> RECORDS SUPPLIED:
__________________________________________________

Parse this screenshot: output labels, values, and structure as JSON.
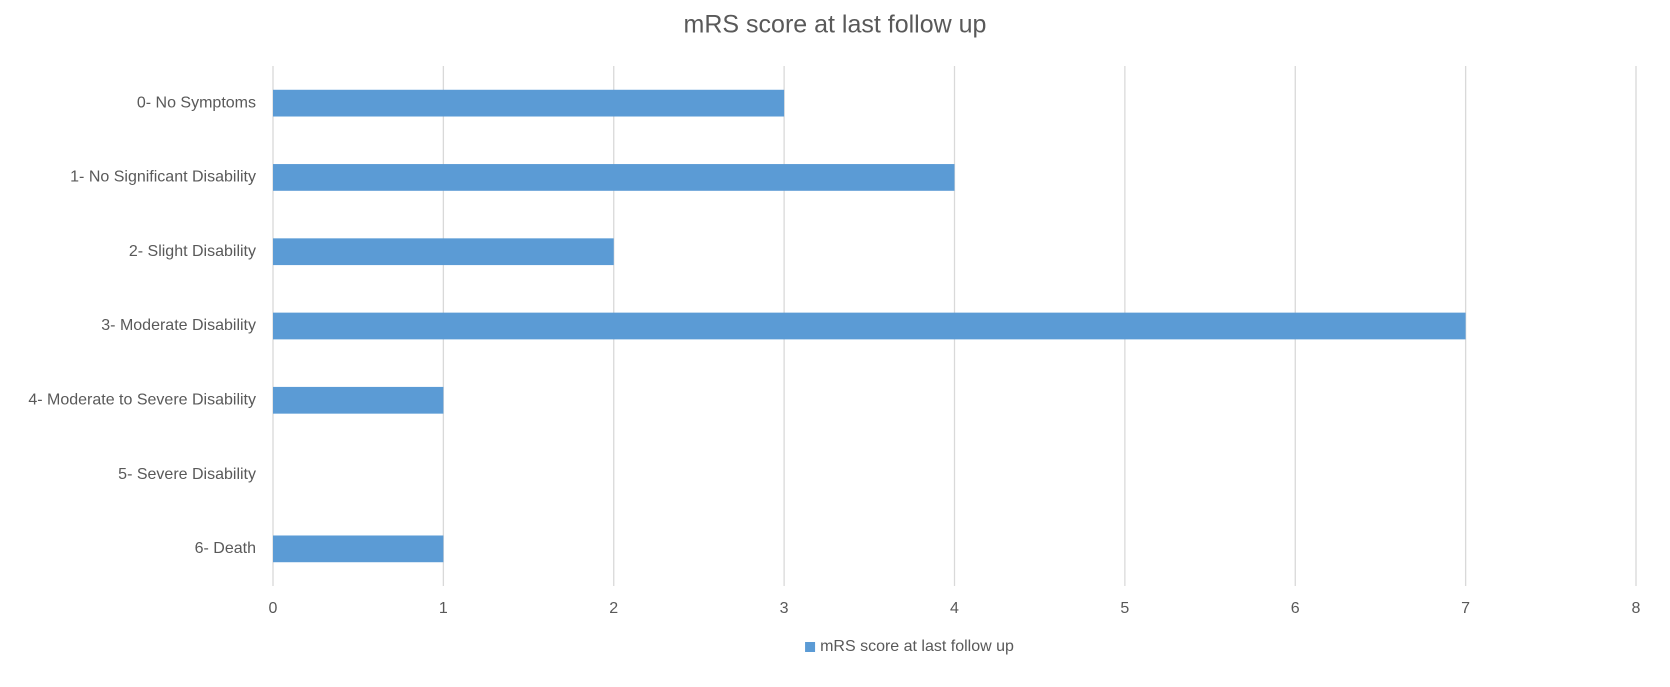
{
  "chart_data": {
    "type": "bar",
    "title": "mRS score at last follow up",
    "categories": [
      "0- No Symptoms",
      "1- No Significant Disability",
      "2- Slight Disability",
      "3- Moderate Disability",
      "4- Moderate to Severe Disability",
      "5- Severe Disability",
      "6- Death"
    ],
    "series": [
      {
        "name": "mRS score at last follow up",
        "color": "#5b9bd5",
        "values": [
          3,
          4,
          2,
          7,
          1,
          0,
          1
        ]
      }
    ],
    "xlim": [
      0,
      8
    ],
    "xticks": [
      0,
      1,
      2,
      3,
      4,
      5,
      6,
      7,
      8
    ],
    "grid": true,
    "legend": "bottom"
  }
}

__________________________________________________

> GIVEN TASK: Select every line of the material above holding the word "Severe" and copy it.

> RESPONSE:
      "4- Moderate to Severe Disability",
      "5- Severe Disability",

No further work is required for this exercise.